BRIEF: Take from the listing each line that has the string "sectors".

++++

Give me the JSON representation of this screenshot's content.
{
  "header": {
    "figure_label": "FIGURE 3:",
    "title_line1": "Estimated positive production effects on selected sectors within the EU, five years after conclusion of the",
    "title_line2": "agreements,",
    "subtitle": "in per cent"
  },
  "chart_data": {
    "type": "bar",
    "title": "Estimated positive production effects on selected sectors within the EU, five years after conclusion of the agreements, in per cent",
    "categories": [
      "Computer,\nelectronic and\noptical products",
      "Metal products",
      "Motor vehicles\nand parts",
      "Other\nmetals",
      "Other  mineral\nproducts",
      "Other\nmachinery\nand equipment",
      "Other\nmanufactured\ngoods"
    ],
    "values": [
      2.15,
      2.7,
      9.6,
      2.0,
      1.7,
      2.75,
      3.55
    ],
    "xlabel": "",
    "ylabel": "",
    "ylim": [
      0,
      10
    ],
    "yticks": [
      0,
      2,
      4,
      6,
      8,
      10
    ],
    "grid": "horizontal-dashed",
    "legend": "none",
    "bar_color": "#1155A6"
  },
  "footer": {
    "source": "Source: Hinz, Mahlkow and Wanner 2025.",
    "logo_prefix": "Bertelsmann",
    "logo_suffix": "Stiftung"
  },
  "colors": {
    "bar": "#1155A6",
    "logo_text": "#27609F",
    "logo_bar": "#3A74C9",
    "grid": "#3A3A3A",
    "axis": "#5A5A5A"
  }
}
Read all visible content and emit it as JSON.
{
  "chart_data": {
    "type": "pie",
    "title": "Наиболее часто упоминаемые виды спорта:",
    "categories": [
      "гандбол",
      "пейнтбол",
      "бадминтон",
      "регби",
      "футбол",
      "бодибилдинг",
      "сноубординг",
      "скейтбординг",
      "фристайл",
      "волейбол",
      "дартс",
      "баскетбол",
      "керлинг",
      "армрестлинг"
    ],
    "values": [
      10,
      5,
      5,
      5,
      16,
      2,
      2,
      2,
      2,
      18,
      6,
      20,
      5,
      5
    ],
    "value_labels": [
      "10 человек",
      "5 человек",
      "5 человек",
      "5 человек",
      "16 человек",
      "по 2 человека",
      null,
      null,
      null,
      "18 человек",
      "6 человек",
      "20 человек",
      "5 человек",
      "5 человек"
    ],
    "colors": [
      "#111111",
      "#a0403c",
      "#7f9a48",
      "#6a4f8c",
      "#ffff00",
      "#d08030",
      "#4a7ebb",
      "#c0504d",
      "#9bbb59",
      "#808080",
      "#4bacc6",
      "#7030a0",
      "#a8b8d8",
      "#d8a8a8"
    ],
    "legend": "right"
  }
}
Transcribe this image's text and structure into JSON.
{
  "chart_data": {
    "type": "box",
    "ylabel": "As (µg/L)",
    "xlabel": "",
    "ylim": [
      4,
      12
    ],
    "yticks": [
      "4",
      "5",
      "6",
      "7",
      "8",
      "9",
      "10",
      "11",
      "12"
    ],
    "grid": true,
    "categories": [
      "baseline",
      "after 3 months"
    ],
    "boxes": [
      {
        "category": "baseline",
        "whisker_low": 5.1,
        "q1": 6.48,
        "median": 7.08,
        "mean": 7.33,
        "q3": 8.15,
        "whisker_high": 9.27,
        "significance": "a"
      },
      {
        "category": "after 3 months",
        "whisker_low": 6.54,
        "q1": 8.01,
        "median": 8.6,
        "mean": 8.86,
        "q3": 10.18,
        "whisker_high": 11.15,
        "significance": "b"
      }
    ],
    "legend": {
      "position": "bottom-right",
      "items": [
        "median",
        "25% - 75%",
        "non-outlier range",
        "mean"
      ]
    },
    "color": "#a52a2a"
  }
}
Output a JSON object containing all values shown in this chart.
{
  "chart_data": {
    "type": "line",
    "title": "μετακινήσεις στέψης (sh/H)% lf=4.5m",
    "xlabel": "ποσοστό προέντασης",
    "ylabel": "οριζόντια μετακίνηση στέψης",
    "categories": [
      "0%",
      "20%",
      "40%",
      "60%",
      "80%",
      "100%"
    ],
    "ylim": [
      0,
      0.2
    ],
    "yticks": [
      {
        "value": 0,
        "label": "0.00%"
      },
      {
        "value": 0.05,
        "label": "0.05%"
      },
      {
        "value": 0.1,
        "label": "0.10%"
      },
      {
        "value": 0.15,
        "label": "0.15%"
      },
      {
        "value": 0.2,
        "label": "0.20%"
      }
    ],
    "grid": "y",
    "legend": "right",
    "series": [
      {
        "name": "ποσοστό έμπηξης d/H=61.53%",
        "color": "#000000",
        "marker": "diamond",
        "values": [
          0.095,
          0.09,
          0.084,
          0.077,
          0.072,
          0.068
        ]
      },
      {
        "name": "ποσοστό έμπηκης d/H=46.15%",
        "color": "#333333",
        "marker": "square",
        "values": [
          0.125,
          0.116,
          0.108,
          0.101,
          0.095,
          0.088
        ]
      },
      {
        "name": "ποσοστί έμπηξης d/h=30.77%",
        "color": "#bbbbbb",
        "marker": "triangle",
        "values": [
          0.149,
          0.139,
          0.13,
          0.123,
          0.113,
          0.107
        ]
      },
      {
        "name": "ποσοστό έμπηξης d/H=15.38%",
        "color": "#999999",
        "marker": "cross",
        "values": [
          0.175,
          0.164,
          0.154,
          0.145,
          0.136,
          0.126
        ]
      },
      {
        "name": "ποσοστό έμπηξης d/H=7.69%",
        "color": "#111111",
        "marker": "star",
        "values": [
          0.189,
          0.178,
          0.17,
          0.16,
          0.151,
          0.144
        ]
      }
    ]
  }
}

++++

IN RESPONSE:
    "title_line1": "Estimated positive production effects on selected sectors within the EU, five years after conclusion of the",
    "title": "Estimated positive production effects on selected sectors within the EU, five years after conclusion of the agreements, in per cent",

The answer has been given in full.